───── Input for this task ─────

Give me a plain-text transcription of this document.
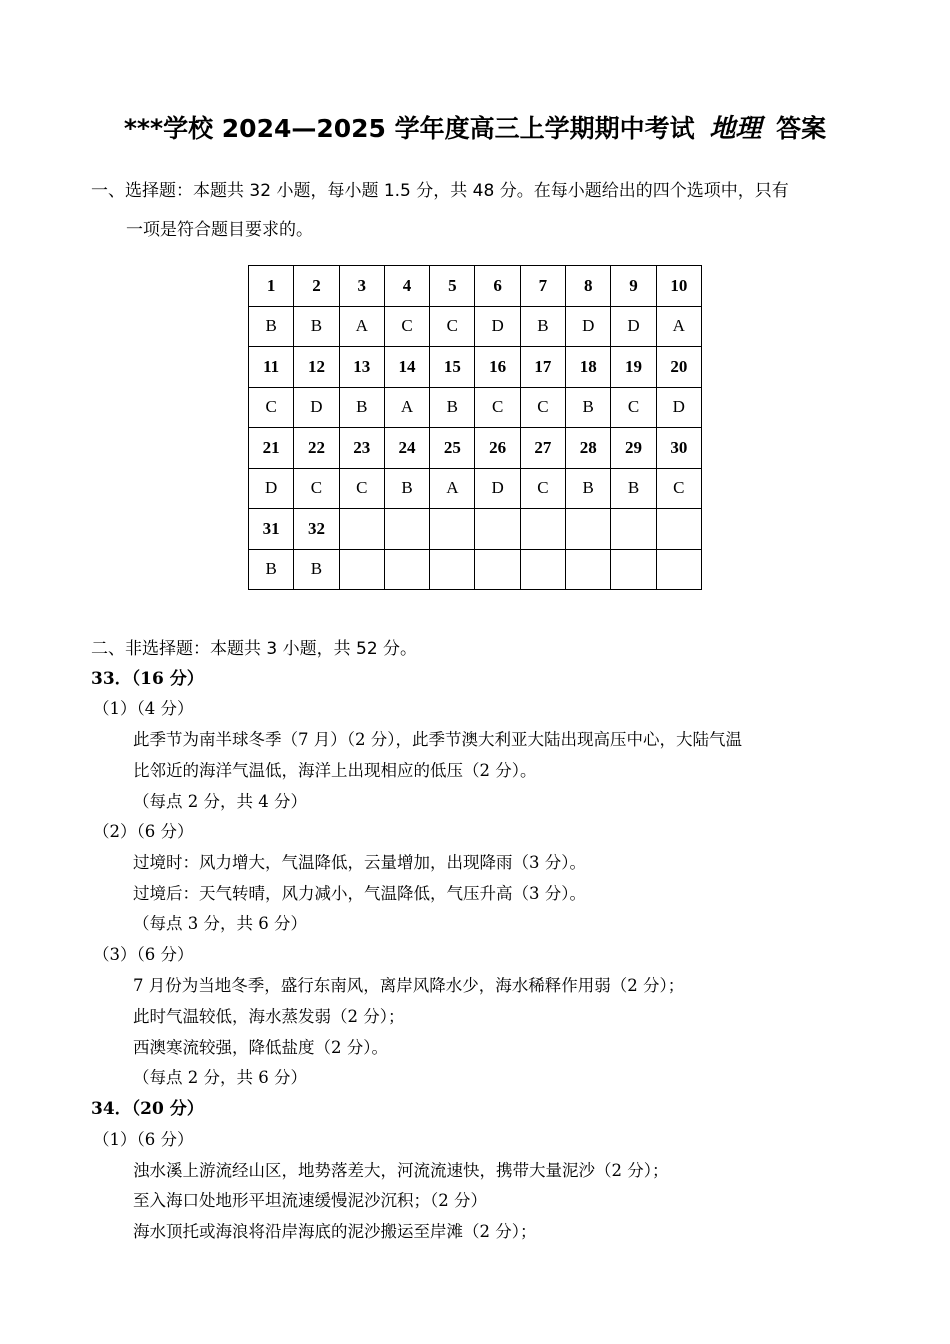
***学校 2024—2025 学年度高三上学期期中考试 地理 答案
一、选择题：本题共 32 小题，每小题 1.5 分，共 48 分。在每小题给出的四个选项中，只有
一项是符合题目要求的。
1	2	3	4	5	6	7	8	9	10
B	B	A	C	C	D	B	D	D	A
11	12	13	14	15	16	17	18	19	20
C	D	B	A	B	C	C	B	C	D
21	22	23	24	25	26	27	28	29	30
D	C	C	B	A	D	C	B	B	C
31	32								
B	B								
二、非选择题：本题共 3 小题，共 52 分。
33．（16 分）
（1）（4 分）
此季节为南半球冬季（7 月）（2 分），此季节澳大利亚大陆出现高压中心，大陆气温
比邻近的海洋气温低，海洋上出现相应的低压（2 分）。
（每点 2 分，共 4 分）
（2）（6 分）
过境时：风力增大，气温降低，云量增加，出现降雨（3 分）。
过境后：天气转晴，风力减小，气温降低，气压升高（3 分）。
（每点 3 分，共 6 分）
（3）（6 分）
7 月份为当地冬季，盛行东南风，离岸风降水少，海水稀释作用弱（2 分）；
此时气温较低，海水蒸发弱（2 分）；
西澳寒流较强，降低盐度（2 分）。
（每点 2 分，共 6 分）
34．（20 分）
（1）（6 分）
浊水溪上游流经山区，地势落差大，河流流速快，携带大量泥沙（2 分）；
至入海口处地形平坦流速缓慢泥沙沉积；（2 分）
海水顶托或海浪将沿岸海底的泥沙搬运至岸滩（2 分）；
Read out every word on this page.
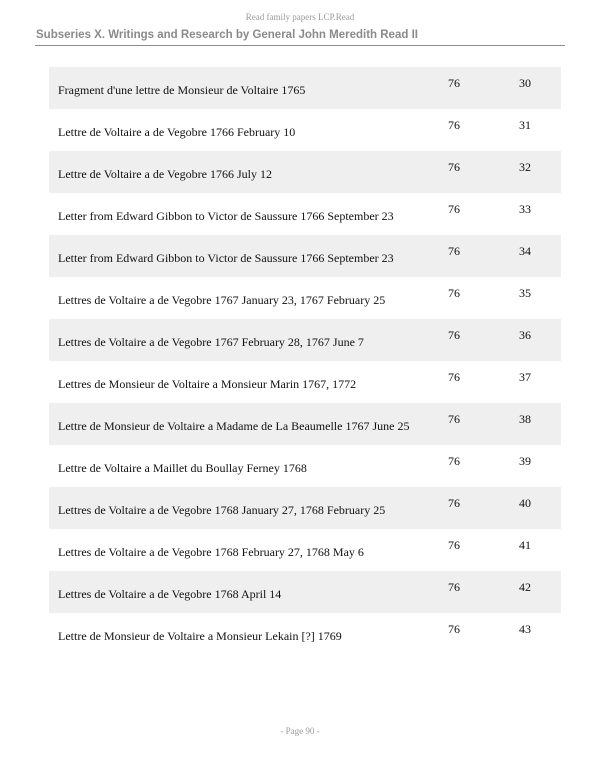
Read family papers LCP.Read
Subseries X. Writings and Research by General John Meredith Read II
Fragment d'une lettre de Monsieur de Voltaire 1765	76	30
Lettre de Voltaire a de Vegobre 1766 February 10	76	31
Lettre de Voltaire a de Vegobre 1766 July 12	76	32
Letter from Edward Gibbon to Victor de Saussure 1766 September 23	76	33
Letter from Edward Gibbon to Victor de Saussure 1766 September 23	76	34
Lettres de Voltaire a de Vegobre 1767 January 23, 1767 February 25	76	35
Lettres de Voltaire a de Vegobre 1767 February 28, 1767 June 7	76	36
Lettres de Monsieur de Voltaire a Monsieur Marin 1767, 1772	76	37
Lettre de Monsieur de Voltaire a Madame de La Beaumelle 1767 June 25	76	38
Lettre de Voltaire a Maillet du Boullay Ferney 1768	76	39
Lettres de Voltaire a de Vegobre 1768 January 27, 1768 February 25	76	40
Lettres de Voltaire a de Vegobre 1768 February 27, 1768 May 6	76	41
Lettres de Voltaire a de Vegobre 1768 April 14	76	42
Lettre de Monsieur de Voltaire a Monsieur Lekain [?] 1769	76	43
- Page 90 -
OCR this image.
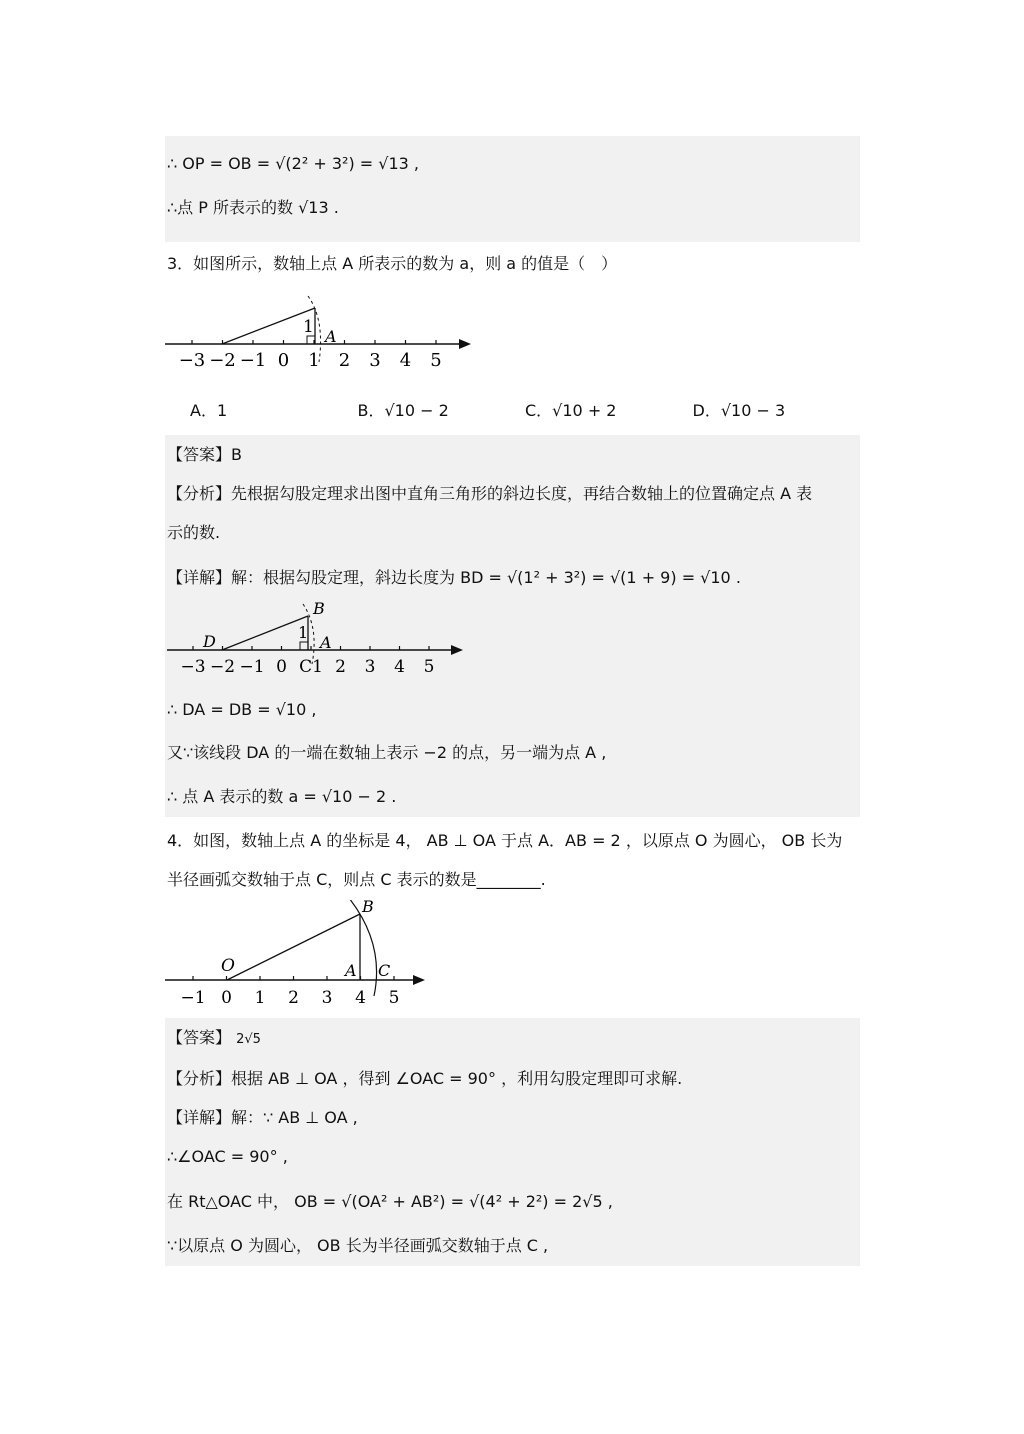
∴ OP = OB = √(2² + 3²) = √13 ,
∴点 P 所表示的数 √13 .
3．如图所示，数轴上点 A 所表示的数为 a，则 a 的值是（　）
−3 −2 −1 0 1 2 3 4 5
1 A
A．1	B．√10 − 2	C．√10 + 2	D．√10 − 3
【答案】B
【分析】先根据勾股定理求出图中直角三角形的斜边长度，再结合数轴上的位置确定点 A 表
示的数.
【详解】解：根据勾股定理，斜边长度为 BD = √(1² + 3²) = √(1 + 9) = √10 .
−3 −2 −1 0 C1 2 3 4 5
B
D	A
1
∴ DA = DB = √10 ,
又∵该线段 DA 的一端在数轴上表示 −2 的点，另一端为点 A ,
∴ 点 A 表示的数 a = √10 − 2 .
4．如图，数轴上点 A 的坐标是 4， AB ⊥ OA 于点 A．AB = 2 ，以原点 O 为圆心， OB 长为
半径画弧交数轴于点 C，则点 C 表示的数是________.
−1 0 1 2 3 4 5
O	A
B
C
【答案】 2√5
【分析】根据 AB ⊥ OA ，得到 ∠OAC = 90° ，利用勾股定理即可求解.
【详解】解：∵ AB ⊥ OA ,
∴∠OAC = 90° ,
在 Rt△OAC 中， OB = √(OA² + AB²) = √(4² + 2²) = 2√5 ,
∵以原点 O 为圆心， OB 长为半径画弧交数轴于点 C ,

─────

Exercise – Find the lines containing "June" and pull them out.

Exercise answer –
Lettres de Voltaire a de Vegobre 1767 February 28, 1767 June 7	76	36
Lettre de Monsieur de Voltaire a Madame de La Beaumelle 1767 June 25	76	38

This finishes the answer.